→ **JOB**:
Scan the entries below. List each line with "coordinate".

[START OF EXTRACTED DATA]

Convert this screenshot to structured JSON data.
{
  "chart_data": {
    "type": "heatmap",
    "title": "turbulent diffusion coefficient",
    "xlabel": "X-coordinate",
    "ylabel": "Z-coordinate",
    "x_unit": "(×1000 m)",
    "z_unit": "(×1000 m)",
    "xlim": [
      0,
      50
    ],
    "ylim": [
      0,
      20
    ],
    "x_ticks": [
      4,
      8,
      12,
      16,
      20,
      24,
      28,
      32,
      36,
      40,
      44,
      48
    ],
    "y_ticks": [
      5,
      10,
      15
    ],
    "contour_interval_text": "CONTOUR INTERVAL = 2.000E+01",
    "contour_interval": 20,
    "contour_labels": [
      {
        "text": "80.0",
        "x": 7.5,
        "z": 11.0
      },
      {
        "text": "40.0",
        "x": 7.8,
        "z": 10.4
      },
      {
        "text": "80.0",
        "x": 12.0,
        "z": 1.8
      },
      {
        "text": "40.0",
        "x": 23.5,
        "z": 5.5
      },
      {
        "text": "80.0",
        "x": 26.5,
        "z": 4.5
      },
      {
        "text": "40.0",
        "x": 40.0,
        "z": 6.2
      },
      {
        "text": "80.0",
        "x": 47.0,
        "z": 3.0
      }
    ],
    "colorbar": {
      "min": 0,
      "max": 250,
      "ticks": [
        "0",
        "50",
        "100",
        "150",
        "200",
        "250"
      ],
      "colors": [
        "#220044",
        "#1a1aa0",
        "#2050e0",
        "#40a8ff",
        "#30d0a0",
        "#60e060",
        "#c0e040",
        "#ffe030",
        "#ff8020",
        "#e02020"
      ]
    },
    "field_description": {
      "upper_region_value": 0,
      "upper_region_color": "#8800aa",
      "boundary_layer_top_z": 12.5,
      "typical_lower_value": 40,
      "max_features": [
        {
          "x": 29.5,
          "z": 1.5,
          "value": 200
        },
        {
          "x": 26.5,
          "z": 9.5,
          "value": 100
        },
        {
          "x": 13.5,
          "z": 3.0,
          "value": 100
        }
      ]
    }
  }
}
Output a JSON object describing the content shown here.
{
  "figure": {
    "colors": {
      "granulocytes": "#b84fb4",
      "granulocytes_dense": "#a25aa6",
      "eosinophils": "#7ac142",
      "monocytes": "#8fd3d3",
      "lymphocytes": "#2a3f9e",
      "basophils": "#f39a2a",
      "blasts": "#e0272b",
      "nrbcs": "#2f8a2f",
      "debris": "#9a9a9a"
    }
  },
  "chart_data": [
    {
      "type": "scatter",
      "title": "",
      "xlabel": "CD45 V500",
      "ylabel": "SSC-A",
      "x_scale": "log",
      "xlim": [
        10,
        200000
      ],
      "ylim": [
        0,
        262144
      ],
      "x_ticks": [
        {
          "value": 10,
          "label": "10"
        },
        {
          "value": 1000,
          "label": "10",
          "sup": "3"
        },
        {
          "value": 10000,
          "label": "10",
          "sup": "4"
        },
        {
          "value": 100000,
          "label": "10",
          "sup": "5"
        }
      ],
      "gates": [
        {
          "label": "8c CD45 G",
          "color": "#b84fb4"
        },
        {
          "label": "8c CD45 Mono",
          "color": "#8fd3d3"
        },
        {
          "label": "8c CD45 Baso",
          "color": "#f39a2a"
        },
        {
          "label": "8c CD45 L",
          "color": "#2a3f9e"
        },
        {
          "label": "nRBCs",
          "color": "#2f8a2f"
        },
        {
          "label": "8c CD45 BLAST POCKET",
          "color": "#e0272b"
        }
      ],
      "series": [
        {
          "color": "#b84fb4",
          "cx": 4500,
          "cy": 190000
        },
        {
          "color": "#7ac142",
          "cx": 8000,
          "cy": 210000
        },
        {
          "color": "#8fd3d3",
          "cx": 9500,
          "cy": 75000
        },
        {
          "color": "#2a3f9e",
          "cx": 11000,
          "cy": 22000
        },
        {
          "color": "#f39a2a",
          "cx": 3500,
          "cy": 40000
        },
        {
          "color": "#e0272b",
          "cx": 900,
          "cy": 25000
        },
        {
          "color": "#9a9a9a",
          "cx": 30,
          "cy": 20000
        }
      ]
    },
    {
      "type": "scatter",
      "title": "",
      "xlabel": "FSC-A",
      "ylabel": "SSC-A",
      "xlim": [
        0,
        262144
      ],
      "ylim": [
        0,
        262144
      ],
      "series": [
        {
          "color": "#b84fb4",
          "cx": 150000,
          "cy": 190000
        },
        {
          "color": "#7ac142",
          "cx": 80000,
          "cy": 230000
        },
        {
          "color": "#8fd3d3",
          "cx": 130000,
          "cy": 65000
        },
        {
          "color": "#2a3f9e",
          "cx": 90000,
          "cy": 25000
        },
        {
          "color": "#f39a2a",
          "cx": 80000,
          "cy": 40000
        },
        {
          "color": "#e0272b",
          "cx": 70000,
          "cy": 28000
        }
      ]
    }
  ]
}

[END OF EXTRACTED DATA]

→ **TASK RESULT**:
    "xlabel": "X-coordinate",
    "ylabel": "Z-coordinate",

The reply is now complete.